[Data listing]

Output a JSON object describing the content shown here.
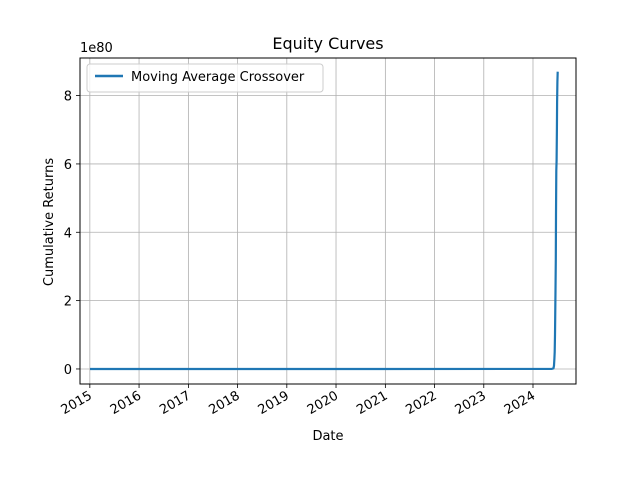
{
  "chart_data": {
    "type": "line",
    "title": "Equity Curves",
    "xlabel": "Date",
    "ylabel": "Cumulative Returns",
    "y_offset_text": "1e80",
    "y_multiplier": 1e+80,
    "x_tick_labels": [
      "2015",
      "2016",
      "2017",
      "2018",
      "2019",
      "2020",
      "2021",
      "2022",
      "2023",
      "2024"
    ],
    "y_tick_labels": [
      "0",
      "2",
      "4",
      "6",
      "8"
    ],
    "xlim": [
      "2014-10-20",
      "2024-11-15"
    ],
    "ylim": [
      -4.4e+79,
      9.1e+80
    ],
    "grid": true,
    "legend_position": "upper-left",
    "series": [
      {
        "name": "Moving Average Crossover",
        "color": "#1f77b4",
        "x": [
          "2015-01-02",
          "2020-01-02",
          "2024-05-20",
          "2024-06-01",
          "2024-06-05",
          "2024-06-08",
          "2024-06-10",
          "2024-06-12",
          "2024-06-14",
          "2024-06-16",
          "2024-06-18",
          "2024-06-20",
          "2024-06-22",
          "2024-06-24",
          "2024-06-26",
          "2024-06-28",
          "2024-06-30",
          "2024-07-02"
        ],
        "y": [
          1.0,
          1.0,
          1e+77,
          2e+78,
          1e+79,
          3e+79,
          5e+79,
          1e+80,
          1.5e+80,
          2.3e+80,
          3.2e+80,
          4.5e+80,
          5.8e+80,
          6.1e+80,
          7e+80,
          7.8e+80,
          8.4e+80,
          8.7e+80
        ]
      }
    ]
  }
}
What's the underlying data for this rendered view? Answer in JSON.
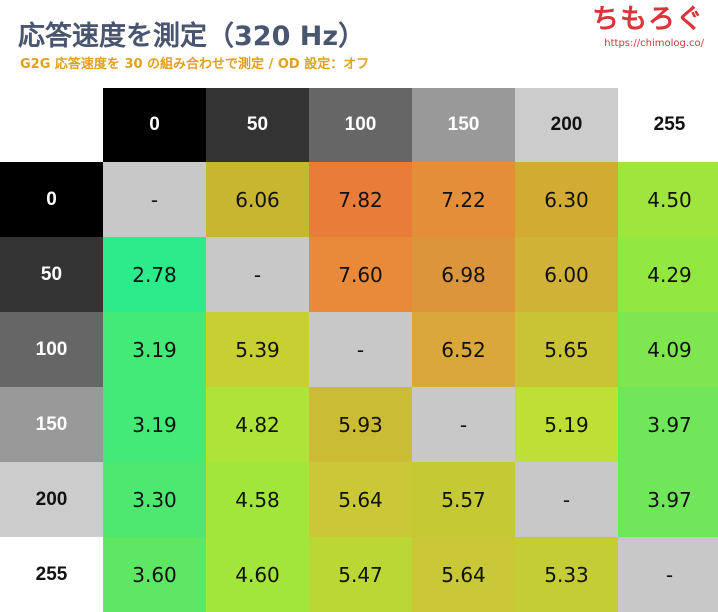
{
  "header": {
    "title": "応答速度を測定（320 Hz）",
    "subtitle": "G2G 応答速度を 30 の組み合わせで測定 / OD 設定：オフ",
    "brand": "ちもろぐ",
    "url": "https://chimolog.co/"
  },
  "chart_data": {
    "type": "heatmap",
    "columns": [
      "0",
      "50",
      "100",
      "150",
      "200",
      "255"
    ],
    "rows": [
      "0",
      "50",
      "100",
      "150",
      "200",
      "255"
    ],
    "values": [
      [
        "-",
        "6.06",
        "7.82",
        "7.22",
        "6.30",
        "4.50"
      ],
      [
        "2.78",
        "-",
        "7.60",
        "6.98",
        "6.00",
        "4.29"
      ],
      [
        "3.19",
        "5.39",
        "-",
        "6.52",
        "5.65",
        "4.09"
      ],
      [
        "3.19",
        "4.82",
        "5.93",
        "-",
        "5.19",
        "3.97"
      ],
      [
        "3.30",
        "4.58",
        "5.64",
        "5.57",
        "-",
        "3.97"
      ],
      [
        "3.60",
        "4.60",
        "5.47",
        "5.64",
        "5.33",
        "-"
      ]
    ],
    "cell_colors": [
      [
        "#c8c8c8",
        "#c8b631",
        "#ea7c3a",
        "#e48e3a",
        "#d2ab33",
        "#9fe53b"
      ],
      [
        "#2ceb8a",
        "#c8c8c8",
        "#e98a3a",
        "#dd953b",
        "#cfb236",
        "#93e741"
      ],
      [
        "#44ea78",
        "#c7cf31",
        "#c8c8c8",
        "#daa73a",
        "#c8c433",
        "#7fe64f"
      ],
      [
        "#44ea78",
        "#aee338",
        "#cabc34",
        "#c8c8c8",
        "#bedf35",
        "#70e65b"
      ],
      [
        "#4ee870",
        "#a2e63b",
        "#c9c836",
        "#c4c934",
        "#c8c8c8",
        "#70e65b"
      ],
      [
        "#5ee763",
        "#a2e63b",
        "#bad736",
        "#c9c836",
        "#c4cc36",
        "#c8c8c8"
      ]
    ],
    "header_colors": [
      "#000000",
      "#333333",
      "#666666",
      "#999999",
      "#cccccc",
      "#ffffff"
    ],
    "header_text_colors": [
      "#ffffff",
      "#ffffff",
      "#ffffff",
      "#ffffff",
      "#111111",
      "#111111"
    ]
  }
}
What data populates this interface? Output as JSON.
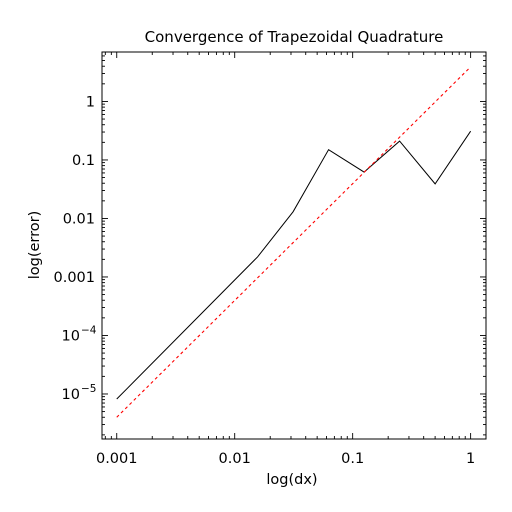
{
  "chart_data": {
    "type": "line",
    "title": "Convergence of Trapezoidal Quadrature",
    "xlabel": "log(dx)",
    "ylabel": "log(error)",
    "x_scale": "log",
    "y_scale": "log",
    "xlim": [
      0.00075,
      1.35
    ],
    "ylim": [
      1.7e-06,
      7
    ],
    "x_ticks": [
      {
        "value": 0.001,
        "label": "0.001"
      },
      {
        "value": 0.01,
        "label": "0.01"
      },
      {
        "value": 0.1,
        "label": "0.1"
      },
      {
        "value": 1,
        "label": "1"
      }
    ],
    "y_ticks": [
      {
        "value": 1e-05,
        "base": "10",
        "exp": "−5"
      },
      {
        "value": 0.0001,
        "base": "10",
        "exp": "−4"
      },
      {
        "value": 0.001,
        "label": "0.001"
      },
      {
        "value": 0.01,
        "label": "0.01"
      },
      {
        "value": 0.1,
        "label": "0.1"
      },
      {
        "value": 1,
        "label": "1"
      }
    ],
    "grid": false,
    "series": [
      {
        "style": "solid",
        "color": "#000000",
        "x": [
          0.001,
          0.015625,
          0.03125,
          0.0625,
          0.125,
          0.25,
          0.5,
          1
        ],
        "y": [
          8.2e-06,
          0.0022,
          0.013,
          0.15,
          0.062,
          0.21,
          0.039,
          0.31
        ]
      },
      {
        "style": "dashed",
        "color": "#ff0000",
        "x": [
          0.001,
          1
        ],
        "y": [
          4e-06,
          3.9
        ]
      }
    ]
  }
}
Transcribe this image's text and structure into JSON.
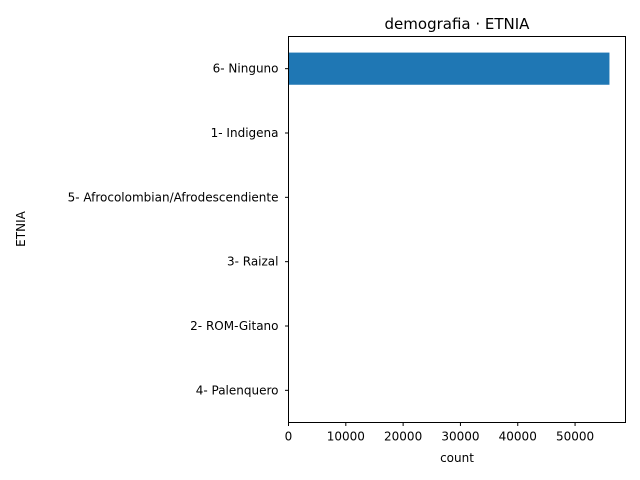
{
  "chart_data": {
    "type": "bar",
    "orientation": "horizontal",
    "title": "demografia · ETNIA",
    "xlabel": "count",
    "ylabel": "ETNIA",
    "categories": [
      "6- Ninguno",
      "1- Indigena",
      "5- Afrocolombian/Afrodescendiente",
      "3- Raizal",
      "2- ROM-Gitano",
      "4- Palenquero"
    ],
    "values": [
      56000,
      40,
      25,
      8,
      5,
      2
    ],
    "xlim": [
      0,
      58800
    ],
    "xticks": [
      0,
      10000,
      20000,
      30000,
      40000,
      50000
    ],
    "xtick_labels": [
      "0",
      "10000",
      "20000",
      "30000",
      "40000",
      "50000"
    ],
    "grid": false,
    "bar_color": "#1f77b4"
  }
}
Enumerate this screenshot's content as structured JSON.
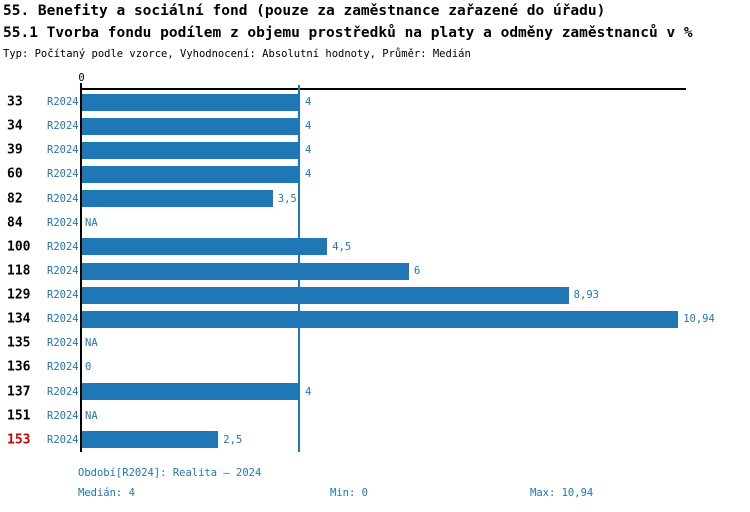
{
  "header": {
    "title_line1": "55. Benefity a sociální fond (pouze za zaměstnance zařazené do úřadu)",
    "title_line2": "55.1 Tvorba fondu podílem z objemu prostředků na platy a odměny zaměstnanců v %",
    "meta_line": "Typ: Počítaný podle vzorce, Vyhodnocení: Absolutní hodnoty, Průměr: Medián"
  },
  "chart_data": {
    "type": "bar",
    "orientation": "horizontal",
    "title": "55.1 Tvorba fondu podílem z objemu prostředků na platy a odměny zaměstnanců v %",
    "series_label": "R2024",
    "categories": [
      "33",
      "34",
      "39",
      "60",
      "82",
      "84",
      "100",
      "118",
      "129",
      "134",
      "135",
      "136",
      "137",
      "151",
      "153"
    ],
    "values": [
      4,
      4,
      4,
      4,
      3.5,
      null,
      4.5,
      6,
      8.93,
      10.94,
      null,
      0,
      4,
      null,
      2.5
    ],
    "value_labels": [
      "4",
      "4",
      "4",
      "4",
      "3,5",
      "NA",
      "4,5",
      "6",
      "8,93",
      "10,94",
      "NA",
      "0",
      "4",
      "NA",
      "2,5"
    ],
    "highlighted_categories": [
      "153"
    ],
    "median_line_value": 4,
    "axis": {
      "zero_tick_label": "0",
      "xlim": [
        0,
        11.07
      ],
      "grid": false
    },
    "legend_position": "none"
  },
  "footer": {
    "period": "Období[R2024]: Realita – 2024",
    "median": "Medián: 4",
    "min": "Min: 0",
    "max": "Max: 10,94"
  },
  "colors": {
    "bar": "#2077b5",
    "accent_text": "#2077b5",
    "highlight_row": "#cc0000",
    "axis": "#000000"
  }
}
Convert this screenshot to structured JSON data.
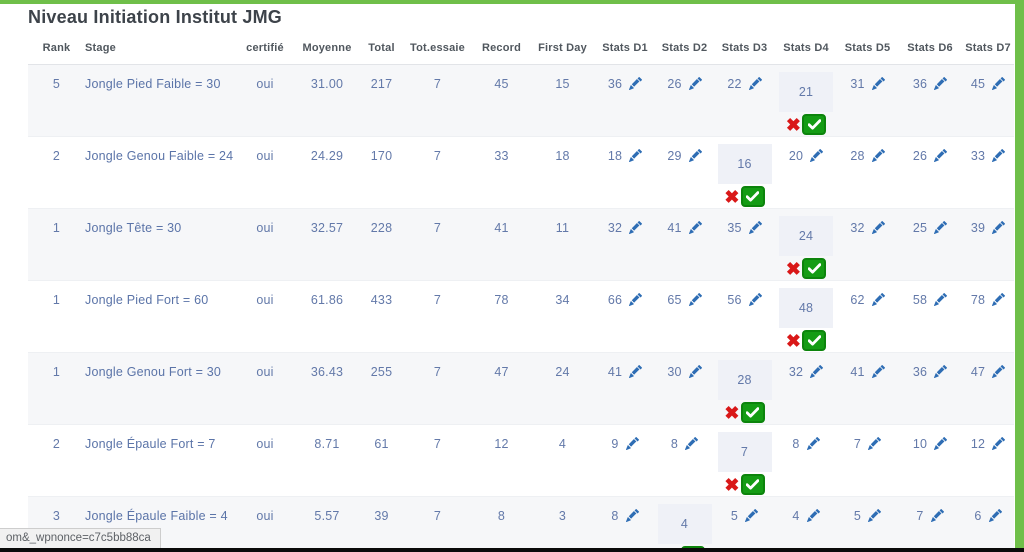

> _OBJECTIVE_:
Gather each line in the entries above where the string "this" is found.

> _WRITTEN REPLY_:
What's the underlying data for this rendered view? Answer in JSON.
What data populates this interface? Output as JSON.
Transcribe this image's text and structure into JSON.
Enumerate this screenshot's content as structured JSON.
Convert this screenshot to structured JSON data.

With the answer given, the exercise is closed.